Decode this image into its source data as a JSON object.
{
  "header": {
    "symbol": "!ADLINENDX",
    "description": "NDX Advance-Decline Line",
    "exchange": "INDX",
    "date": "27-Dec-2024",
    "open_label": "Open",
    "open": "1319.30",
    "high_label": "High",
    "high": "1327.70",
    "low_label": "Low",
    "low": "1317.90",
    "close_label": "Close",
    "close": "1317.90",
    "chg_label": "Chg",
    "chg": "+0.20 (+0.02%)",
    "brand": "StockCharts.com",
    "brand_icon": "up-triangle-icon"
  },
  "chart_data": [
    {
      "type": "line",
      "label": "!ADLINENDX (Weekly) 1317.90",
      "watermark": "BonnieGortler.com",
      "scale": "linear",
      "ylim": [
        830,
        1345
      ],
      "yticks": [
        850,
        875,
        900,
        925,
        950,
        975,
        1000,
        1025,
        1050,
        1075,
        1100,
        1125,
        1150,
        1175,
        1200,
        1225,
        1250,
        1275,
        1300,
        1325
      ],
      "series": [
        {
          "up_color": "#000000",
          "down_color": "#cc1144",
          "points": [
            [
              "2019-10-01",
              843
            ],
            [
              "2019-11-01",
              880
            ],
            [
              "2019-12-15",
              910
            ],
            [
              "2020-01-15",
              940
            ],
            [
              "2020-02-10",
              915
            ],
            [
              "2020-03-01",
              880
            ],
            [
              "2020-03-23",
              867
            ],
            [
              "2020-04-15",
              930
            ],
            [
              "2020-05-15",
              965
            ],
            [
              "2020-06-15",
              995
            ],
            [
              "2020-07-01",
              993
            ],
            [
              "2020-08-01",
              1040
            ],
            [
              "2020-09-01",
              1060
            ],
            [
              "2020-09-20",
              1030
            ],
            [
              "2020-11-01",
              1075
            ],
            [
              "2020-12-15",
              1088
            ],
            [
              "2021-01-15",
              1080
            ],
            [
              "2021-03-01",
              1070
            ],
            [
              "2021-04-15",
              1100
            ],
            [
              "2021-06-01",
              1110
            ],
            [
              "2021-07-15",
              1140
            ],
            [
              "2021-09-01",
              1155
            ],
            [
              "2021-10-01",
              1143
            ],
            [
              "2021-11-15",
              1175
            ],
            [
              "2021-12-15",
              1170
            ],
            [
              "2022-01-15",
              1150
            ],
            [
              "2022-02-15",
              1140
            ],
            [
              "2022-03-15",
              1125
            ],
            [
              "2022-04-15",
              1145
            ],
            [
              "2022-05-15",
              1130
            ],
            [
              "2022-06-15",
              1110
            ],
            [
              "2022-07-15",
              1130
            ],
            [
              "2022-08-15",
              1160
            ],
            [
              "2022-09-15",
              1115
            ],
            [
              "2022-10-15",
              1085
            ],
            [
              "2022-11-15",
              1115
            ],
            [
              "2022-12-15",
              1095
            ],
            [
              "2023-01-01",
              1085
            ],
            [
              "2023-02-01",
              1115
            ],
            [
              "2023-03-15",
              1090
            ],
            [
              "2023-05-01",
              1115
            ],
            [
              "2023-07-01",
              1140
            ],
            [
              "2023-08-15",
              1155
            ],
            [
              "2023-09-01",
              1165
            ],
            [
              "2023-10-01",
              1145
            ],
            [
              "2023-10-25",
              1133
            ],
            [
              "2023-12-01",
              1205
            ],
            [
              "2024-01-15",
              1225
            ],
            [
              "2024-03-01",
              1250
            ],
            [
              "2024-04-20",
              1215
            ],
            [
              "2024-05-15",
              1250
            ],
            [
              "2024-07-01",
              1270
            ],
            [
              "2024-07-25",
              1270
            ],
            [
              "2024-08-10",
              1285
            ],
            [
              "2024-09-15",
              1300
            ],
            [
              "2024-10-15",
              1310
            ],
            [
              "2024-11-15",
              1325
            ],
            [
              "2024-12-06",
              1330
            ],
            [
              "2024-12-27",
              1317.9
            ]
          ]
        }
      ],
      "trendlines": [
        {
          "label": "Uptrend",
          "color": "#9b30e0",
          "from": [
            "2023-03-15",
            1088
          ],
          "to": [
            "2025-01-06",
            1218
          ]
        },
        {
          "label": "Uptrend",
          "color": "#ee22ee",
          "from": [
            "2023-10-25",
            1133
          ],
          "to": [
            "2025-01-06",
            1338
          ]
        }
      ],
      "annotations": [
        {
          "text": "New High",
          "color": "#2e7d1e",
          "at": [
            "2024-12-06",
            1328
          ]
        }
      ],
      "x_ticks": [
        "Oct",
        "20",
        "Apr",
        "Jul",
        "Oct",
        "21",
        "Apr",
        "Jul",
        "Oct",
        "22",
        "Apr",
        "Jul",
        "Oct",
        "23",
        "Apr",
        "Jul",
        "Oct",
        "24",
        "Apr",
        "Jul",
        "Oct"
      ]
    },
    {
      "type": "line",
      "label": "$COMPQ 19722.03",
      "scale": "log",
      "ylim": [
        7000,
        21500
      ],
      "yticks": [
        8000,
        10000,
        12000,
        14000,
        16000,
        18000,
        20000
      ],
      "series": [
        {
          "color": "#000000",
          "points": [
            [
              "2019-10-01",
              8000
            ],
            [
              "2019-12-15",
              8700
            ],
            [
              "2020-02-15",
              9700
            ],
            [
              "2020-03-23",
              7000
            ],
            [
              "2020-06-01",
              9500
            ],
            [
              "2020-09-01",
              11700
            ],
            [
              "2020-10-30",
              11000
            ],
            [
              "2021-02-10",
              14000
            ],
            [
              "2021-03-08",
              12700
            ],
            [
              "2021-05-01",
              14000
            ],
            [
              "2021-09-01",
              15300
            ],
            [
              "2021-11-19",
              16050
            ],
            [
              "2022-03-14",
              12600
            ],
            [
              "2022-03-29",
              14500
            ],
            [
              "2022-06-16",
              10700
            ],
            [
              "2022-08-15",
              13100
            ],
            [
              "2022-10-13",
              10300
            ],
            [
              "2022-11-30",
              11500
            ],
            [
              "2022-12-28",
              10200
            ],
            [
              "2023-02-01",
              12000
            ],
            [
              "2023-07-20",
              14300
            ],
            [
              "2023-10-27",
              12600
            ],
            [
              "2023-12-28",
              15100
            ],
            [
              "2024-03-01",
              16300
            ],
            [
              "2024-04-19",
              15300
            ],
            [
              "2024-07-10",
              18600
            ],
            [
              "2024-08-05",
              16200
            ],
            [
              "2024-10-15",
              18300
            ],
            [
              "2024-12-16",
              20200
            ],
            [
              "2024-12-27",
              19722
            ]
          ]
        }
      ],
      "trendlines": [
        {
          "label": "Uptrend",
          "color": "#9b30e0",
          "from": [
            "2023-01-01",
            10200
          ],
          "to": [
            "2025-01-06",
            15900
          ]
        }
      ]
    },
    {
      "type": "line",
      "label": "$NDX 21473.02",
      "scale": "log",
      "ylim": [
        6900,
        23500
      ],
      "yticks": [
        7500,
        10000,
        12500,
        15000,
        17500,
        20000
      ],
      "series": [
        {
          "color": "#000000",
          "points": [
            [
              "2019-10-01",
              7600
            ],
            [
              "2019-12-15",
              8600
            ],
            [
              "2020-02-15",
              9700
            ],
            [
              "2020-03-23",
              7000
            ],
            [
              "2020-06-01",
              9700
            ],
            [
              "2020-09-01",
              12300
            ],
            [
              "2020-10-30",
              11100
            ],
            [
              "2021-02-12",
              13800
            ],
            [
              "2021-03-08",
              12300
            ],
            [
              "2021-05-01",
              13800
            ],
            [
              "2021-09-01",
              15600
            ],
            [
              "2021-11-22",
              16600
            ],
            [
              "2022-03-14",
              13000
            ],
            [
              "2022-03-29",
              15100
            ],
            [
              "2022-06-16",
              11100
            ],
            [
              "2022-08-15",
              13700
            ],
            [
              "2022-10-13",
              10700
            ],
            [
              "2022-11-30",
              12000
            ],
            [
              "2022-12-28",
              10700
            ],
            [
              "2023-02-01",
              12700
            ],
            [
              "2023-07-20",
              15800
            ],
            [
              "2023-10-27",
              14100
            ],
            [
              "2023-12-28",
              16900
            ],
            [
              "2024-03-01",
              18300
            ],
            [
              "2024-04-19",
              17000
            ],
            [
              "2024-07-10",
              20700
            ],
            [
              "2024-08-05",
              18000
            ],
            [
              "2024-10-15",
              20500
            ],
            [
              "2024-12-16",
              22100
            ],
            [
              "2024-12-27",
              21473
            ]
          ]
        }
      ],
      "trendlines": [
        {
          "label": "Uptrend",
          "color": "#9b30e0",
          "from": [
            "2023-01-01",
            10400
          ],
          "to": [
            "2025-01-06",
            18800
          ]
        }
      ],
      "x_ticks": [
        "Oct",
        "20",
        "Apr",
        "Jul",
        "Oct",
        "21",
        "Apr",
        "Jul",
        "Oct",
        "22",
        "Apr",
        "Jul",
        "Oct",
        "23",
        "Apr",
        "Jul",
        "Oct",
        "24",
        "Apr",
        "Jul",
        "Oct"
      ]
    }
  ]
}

===============

WHAT IS BEING ASKED: Of the lines in the listing, how many hold the word "ADLINENDX"? Nothing but the number is needed.

RIGHT ANSWER: 2